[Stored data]
---

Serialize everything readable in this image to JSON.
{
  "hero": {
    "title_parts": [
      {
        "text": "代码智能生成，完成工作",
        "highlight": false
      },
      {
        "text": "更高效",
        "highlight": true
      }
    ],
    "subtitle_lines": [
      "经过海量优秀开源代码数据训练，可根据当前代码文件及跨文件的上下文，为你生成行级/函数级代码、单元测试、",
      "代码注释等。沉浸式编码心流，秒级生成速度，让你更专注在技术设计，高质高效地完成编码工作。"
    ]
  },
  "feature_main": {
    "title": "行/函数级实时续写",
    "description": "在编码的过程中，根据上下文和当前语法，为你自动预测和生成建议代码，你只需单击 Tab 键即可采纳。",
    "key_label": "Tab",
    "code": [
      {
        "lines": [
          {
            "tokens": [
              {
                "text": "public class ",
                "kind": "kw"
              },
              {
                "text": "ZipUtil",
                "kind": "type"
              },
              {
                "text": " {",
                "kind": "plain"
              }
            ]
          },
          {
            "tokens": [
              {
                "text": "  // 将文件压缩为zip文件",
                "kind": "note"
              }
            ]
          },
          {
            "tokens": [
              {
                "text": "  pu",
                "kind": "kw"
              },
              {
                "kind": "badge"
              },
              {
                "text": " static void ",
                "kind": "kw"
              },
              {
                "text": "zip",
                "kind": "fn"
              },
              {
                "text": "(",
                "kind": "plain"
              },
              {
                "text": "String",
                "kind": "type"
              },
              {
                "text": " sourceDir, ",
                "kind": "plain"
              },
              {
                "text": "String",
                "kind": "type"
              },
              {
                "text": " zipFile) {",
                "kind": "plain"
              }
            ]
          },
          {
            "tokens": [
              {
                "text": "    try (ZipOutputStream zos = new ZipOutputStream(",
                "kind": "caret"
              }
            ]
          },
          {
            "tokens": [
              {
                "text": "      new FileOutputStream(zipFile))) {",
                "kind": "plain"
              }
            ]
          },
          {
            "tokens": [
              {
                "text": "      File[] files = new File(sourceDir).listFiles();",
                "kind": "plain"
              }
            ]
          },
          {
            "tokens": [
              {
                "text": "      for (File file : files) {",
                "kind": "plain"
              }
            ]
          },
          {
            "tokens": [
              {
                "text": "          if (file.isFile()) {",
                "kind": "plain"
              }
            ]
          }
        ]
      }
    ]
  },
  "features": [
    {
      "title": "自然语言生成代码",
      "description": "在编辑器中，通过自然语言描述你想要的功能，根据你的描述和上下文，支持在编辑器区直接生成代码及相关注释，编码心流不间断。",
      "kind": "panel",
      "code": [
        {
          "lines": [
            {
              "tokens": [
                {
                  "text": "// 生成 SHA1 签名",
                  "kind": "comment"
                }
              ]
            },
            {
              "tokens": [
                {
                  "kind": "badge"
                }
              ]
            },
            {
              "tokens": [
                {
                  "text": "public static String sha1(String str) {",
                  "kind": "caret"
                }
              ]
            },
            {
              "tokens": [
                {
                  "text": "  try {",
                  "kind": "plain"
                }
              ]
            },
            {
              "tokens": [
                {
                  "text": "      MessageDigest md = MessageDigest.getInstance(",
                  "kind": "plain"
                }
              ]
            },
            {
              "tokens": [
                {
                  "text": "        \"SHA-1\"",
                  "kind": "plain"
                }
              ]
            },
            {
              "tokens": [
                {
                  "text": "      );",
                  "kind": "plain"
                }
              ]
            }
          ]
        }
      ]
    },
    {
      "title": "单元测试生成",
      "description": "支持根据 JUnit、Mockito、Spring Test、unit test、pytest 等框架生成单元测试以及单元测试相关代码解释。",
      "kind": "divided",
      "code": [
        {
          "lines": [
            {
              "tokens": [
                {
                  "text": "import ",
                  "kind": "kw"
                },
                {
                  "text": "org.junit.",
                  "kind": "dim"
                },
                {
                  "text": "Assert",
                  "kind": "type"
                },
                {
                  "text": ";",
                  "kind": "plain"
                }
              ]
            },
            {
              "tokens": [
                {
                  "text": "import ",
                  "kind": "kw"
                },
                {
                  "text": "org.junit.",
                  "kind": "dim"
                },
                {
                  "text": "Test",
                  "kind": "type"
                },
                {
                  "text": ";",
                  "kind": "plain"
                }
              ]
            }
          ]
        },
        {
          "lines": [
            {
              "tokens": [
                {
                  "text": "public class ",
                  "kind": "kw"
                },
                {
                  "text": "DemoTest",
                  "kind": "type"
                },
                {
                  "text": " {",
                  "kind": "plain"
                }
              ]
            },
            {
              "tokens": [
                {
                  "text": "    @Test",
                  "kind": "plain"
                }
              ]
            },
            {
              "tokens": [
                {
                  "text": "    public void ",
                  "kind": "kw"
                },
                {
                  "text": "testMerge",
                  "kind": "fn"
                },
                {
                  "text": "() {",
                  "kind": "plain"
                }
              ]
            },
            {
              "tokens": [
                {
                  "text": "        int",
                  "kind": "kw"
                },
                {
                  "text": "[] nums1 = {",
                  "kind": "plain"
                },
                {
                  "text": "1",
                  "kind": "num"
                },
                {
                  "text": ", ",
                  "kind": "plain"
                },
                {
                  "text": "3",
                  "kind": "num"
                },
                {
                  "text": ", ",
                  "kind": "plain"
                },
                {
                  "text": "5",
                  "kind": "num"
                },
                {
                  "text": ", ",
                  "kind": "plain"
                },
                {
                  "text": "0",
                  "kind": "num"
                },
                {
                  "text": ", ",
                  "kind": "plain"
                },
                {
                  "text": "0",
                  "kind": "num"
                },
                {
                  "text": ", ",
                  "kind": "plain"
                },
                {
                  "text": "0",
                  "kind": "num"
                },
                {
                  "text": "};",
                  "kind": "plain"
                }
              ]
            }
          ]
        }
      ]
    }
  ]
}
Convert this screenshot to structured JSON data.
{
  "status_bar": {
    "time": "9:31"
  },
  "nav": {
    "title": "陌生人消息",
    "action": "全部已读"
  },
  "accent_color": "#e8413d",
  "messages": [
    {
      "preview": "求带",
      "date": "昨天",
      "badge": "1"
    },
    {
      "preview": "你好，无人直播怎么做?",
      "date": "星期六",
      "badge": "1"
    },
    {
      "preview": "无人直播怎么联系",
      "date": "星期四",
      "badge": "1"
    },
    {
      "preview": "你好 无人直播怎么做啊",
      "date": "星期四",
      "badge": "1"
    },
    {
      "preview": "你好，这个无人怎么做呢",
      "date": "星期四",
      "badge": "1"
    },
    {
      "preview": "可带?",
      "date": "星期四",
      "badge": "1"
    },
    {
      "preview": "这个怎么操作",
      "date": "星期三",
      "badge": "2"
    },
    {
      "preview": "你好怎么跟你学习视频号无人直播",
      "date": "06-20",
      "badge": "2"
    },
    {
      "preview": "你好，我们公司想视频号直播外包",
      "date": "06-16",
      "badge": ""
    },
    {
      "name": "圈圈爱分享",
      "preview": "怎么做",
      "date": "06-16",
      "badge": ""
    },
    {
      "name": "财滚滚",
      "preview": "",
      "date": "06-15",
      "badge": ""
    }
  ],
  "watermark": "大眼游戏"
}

---

Written request
Read the entries and select each line where the word "description" is found.

The completed task
    "description": "在编码的过程中，根据上下文和当前语法，为你自动预测和生成建议代码，你只需单击 Tab 键即可采纳。",
      "description": "在编辑器中，通过自然语言描述你想要的功能，根据你的描述和上下文，支持在编辑器区直接生成代码及相关注释，编码心流不间断。",
      "description": "支持根据 JUnit、Mockito、Spring Test、unit test、pytest 等框架生成单元测试以及单元测试相关代码解释。",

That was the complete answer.